Drop all images and give the records again exactly.

== Working data

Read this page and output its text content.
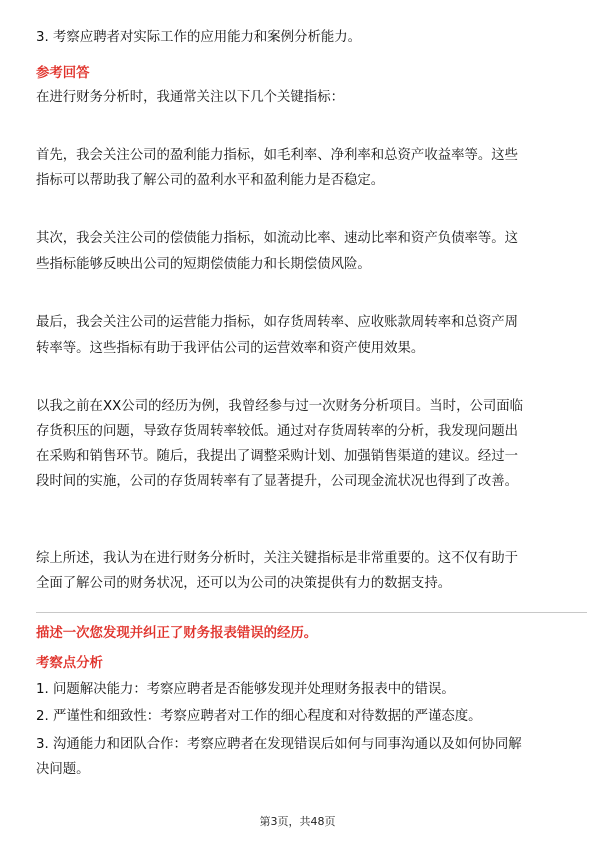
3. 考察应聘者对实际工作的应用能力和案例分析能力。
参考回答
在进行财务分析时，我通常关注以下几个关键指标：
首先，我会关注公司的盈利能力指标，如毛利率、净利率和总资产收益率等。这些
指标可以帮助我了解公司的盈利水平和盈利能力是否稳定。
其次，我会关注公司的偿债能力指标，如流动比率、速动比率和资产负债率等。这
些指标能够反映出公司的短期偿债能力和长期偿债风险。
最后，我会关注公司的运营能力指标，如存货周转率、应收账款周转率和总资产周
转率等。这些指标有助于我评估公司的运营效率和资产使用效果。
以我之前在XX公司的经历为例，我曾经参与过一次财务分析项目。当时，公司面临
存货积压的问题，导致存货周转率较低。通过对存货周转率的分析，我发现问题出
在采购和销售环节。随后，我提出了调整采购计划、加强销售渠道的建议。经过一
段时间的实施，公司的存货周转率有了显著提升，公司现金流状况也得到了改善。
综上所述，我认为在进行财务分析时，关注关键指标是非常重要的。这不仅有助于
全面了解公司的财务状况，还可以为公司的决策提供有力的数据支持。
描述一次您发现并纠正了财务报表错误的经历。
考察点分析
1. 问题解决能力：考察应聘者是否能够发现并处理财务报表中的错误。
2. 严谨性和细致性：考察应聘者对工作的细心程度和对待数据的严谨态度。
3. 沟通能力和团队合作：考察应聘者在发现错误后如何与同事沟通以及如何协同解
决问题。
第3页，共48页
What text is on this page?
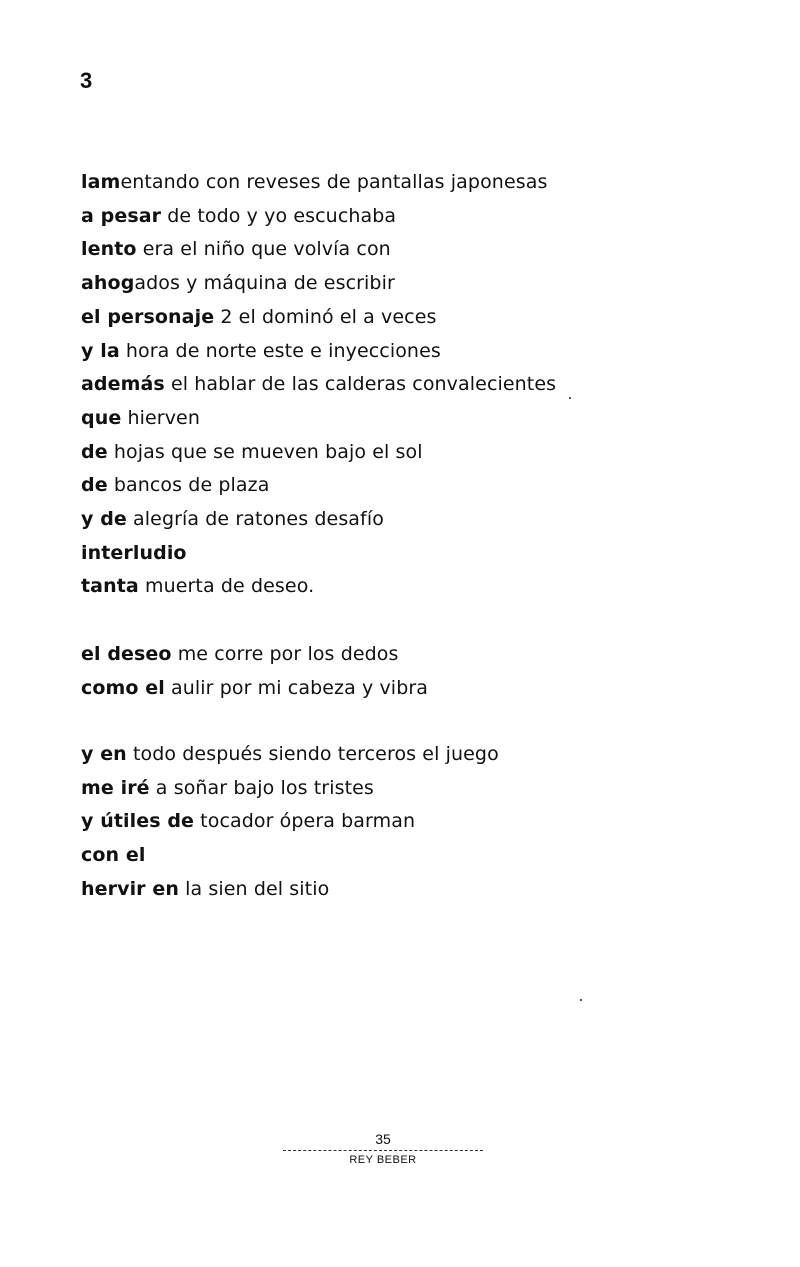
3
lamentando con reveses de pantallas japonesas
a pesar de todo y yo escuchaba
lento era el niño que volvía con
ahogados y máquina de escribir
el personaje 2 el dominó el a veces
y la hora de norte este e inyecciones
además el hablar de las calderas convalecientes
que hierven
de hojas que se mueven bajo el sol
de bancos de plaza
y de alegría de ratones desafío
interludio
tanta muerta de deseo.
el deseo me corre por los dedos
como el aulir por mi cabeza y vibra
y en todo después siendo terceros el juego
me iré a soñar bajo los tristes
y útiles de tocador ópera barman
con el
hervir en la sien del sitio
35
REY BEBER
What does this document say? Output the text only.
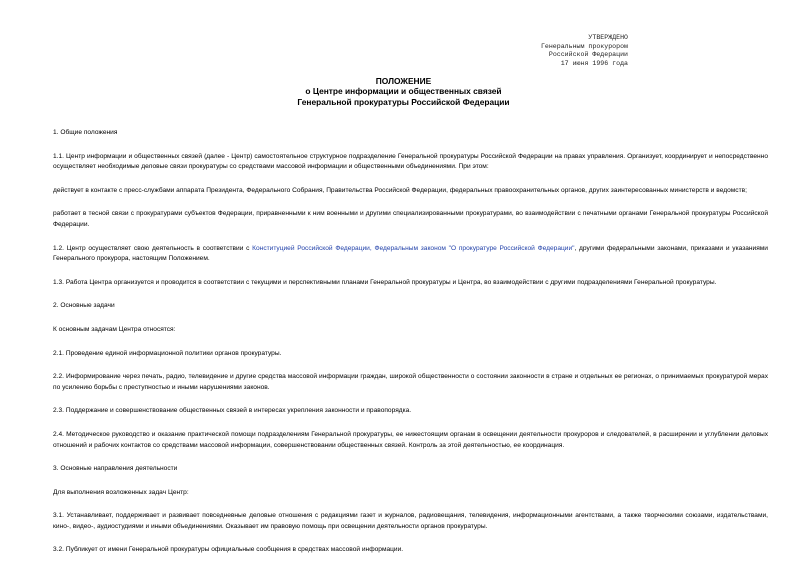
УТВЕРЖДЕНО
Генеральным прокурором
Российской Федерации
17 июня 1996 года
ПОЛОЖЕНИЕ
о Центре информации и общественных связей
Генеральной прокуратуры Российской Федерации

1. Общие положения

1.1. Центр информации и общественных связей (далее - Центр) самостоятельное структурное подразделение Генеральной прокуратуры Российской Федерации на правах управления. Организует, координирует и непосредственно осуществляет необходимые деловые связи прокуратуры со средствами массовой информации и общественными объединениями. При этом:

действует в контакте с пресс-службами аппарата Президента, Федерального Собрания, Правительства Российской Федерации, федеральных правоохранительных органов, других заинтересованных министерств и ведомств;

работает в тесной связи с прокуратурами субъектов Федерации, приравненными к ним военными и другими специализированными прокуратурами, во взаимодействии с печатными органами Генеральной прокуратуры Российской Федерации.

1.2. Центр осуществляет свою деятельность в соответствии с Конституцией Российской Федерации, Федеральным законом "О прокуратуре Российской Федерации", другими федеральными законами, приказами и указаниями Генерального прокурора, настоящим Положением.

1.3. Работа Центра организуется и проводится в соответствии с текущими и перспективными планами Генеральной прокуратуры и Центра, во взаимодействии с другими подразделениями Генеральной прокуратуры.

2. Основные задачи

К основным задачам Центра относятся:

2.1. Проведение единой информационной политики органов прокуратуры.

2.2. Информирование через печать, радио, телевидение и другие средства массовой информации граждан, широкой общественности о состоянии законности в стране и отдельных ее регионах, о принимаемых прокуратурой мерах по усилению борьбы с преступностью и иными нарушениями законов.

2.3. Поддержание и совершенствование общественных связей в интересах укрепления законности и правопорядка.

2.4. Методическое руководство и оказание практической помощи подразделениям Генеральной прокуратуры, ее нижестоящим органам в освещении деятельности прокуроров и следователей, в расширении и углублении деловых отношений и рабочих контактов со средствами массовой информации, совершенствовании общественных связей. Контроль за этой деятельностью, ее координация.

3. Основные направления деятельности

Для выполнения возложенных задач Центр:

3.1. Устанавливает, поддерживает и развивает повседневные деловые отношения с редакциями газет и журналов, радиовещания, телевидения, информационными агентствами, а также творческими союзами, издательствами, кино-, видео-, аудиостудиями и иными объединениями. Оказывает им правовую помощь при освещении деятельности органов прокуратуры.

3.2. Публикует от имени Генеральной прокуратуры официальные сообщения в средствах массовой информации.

====

Response to the task:
Read this page and output its text content.
3. 考察应聘者对实际工作的应用能力和案例分析能力。
参考回答
在进行财务分析时，我通常关注以下几个关键指标：
首先，我会关注公司的盈利能力指标，如毛利率、净利率和总资产收益率等。这些
指标可以帮助我了解公司的盈利水平和盈利能力是否稳定。
其次，我会关注公司的偿债能力指标，如流动比率、速动比率和资产负债率等。这
些指标能够反映出公司的短期偿债能力和长期偿债风险。
最后，我会关注公司的运营能力指标，如存货周转率、应收账款周转率和总资产周
转率等。这些指标有助于我评估公司的运营效率和资产使用效果。
以我之前在XX公司的经历为例，我曾经参与过一次财务分析项目。当时，公司面临
存货积压的问题，导致存货周转率较低。通过对存货周转率的分析，我发现问题出
在采购和销售环节。随后，我提出了调整采购计划、加强销售渠道的建议。经过一
段时间的实施，公司的存货周转率有了显著提升，公司现金流状况也得到了改善。
综上所述，我认为在进行财务分析时，关注关键指标是非常重要的。这不仅有助于
全面了解公司的财务状况，还可以为公司的决策提供有力的数据支持。
描述一次您发现并纠正了财务报表错误的经历。
考察点分析
1. 问题解决能力：考察应聘者是否能够发现并处理财务报表中的错误。
2. 严谨性和细致性：考察应聘者对工作的细心程度和对待数据的严谨态度。
3. 沟通能力和团队合作：考察应聘者在发现错误后如何与同事沟通以及如何协同解
决问题。
第3页，共48页
What text is on this page?
3
lamentando con reveses de pantallas japonesas
a pesar de todo y yo escuchaba
lento era el niño que volvía con
ahogados y máquina de escribir
el personaje 2 el dominó el a veces
y la hora de norte este e inyecciones
además el hablar de las calderas convalecientes
que hierven
de hojas que se mueven bajo el sol
de bancos de plaza
y de alegría de ratones desafío
interludio
tanta muerta de deseo.
el deseo me corre por los dedos
como el aulir por mi cabeza y vibra
y en todo después siendo terceros el juego
me iré a soñar bajo los tristes
y útiles de tocador ópera barman
con el
hervir en la sien del sitio
35
REY BEBER
What does this document say? Output the text only.
УТВЕРЖДЕНО
Генеральным прокурором
Российской Федерации
17 июня 1996 года
ПОЛОЖЕНИЕ
о Центре информации и общественных связей
Генеральной прокуратуры Российской Федерации

1. Общие положения

1.1. Центр информации и общественных связей (далее - Центр) самостоятельное структурное подразделение Генеральной прокуратуры Российской Федерации на правах управления. Организует, координирует и непосредственно осуществляет необходимые деловые связи прокуратуры со средствами массовой информации и общественными объединениями. При этом:

действует в контакте с пресс-службами аппарата Президента, Федерального Собрания, Правительства Российской Федерации, федеральных правоохранительных органов, других заинтересованных министерств и ведомств;

работает в тесной связи с прокуратурами субъектов Федерации, приравненными к ним военными и другими специализированными прокуратурами, во взаимодействии с печатными органами Генеральной прокуратуры Российской Федерации.

1.2. Центр осуществляет свою деятельность в соответствии с Конституцией Российской Федерации, Федеральным законом "О прокуратуре Российской Федерации", другими федеральными законами, приказами и указаниями Генерального прокурора, настоящим Положением.

1.3. Работа Центра организуется и проводится в соответствии с текущими и перспективными планами Генеральной прокуратуры и Центра, во взаимодействии с другими подразделениями Генеральной прокуратуры.

2. Основные задачи

К основным задачам Центра относятся:

2.1. Проведение единой информационной политики органов прокуратуры.

2.2. Информирование через печать, радио, телевидение и другие средства массовой информации граждан, широкой общественности о состоянии законности в стране и отдельных ее регионах, о принимаемых прокуратурой мерах по усилению борьбы с преступностью и иными нарушениями законов.

2.3. Поддержание и совершенствование общественных связей в интересах укрепления законности и правопорядка.

2.4. Методическое руководство и оказание практической помощи подразделениям Генеральной прокуратуры, ее нижестоящим органам в освещении деятельности прокуроров и следователей, в расширении и углублении деловых отношений и рабочих контактов со средствами массовой информации, совершенствовании общественных связей. Контроль за этой деятельностью, ее координация.

3. Основные направления деятельности

Для выполнения возложенных задач Центр:

3.1. Устанавливает, поддерживает и развивает повседневные деловые отношения с редакциями газет и журналов, радиовещания, телевидения, информационными агентствами, а также творческими союзами, издательствами, кино-, видео-, аудиостудиями и иными объединениями. Оказывает им правовую помощь при освещении деятельности органов прокуратуры.

3.2. Публикует от имени Генеральной прокуратуры официальные сообщения в средствах массовой информации.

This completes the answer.